--- begin ---

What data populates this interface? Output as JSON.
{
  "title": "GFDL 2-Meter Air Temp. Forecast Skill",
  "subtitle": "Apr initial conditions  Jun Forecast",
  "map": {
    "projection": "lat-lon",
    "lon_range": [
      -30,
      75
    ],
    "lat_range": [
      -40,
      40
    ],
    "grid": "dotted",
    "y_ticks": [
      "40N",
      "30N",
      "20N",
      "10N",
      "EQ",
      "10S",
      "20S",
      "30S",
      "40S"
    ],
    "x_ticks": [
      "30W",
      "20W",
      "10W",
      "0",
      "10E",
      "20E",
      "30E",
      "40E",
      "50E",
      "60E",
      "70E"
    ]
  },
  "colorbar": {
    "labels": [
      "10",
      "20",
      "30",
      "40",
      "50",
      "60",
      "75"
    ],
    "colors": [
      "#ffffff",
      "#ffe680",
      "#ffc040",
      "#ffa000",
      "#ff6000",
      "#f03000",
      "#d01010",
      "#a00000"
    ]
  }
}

--- end ---

Find and copy each line above that includes the string "Forecast".

### ANSWER TO THE PROBLEM
  "title": "GFDL 2-Meter Air Temp. Forecast Skill",
  "subtitle": "Apr initial conditions  Jun Forecast",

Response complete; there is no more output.